:: WRITTEN REQUEST ::
Gather all lines in the records below that include the word "mean".
*** RAW RECORDS ***
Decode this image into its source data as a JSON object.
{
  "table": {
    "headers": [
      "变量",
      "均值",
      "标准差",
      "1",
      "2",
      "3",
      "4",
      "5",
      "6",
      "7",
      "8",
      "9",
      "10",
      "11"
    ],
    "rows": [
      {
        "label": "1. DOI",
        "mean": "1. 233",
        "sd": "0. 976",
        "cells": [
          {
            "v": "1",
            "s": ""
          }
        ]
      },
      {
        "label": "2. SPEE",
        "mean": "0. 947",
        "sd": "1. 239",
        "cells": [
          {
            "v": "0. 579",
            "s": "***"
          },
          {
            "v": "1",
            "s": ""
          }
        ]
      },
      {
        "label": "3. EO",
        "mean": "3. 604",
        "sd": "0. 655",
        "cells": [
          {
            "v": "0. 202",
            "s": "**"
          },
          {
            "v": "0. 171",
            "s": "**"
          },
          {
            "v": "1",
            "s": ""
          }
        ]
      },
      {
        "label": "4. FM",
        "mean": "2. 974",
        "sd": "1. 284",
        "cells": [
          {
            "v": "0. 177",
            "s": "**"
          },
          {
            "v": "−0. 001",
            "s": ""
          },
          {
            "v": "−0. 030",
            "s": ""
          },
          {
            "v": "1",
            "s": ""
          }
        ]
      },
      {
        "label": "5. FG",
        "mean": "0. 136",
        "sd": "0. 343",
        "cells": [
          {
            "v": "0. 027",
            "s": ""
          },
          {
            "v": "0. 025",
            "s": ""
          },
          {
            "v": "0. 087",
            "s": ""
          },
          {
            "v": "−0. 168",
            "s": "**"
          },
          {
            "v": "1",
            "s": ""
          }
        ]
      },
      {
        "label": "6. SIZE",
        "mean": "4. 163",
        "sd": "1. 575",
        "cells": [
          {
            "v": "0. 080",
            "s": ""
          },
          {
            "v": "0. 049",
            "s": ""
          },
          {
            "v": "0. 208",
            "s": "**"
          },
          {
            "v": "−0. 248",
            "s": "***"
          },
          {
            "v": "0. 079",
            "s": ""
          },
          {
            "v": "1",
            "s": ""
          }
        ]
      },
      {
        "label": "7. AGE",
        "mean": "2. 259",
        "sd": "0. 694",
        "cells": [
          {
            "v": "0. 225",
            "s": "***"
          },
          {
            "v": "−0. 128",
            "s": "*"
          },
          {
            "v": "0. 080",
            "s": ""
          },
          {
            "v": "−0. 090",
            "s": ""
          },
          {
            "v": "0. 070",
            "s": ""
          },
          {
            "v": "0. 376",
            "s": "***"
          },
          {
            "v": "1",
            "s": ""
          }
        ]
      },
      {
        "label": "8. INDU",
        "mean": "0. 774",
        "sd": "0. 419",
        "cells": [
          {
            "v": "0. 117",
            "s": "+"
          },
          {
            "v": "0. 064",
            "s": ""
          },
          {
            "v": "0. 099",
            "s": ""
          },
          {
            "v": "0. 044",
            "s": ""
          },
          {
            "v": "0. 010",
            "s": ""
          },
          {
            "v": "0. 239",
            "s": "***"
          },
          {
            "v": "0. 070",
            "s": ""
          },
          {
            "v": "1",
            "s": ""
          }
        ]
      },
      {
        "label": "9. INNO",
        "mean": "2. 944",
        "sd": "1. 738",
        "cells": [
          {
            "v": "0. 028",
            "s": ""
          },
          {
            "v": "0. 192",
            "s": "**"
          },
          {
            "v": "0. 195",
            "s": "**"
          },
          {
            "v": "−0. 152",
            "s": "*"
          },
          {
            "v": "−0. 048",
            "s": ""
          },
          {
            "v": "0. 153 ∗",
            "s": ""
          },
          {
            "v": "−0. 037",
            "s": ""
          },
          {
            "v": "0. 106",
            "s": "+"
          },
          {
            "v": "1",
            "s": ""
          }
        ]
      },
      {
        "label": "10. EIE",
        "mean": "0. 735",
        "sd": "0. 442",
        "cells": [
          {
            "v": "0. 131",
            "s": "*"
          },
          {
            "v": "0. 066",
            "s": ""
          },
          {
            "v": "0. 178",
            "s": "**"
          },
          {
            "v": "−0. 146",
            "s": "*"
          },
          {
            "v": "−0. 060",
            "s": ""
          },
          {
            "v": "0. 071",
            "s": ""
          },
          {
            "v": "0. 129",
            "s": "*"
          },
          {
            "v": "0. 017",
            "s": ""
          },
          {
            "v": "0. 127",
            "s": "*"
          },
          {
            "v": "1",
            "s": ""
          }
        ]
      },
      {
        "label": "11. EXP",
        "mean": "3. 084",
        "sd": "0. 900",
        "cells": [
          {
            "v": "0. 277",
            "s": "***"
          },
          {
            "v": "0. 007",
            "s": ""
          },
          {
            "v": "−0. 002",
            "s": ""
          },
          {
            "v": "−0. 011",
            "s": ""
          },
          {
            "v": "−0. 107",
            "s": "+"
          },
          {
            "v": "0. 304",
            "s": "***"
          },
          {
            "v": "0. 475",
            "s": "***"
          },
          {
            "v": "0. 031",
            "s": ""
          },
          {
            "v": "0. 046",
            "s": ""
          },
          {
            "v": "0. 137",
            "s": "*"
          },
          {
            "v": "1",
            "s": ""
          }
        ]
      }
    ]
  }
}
***
:: SOLUTION ::
        "mean": "1. 233",
        "mean": "0. 947",
        "mean": "3. 604",
        "mean": "2. 974",
        "mean": "0. 136",
        "mean": "4. 163",
        "mean": "2. 259",
        "mean": "0. 774",
        "mean": "2. 944",
        "mean": "0. 735",
        "mean": "3. 084",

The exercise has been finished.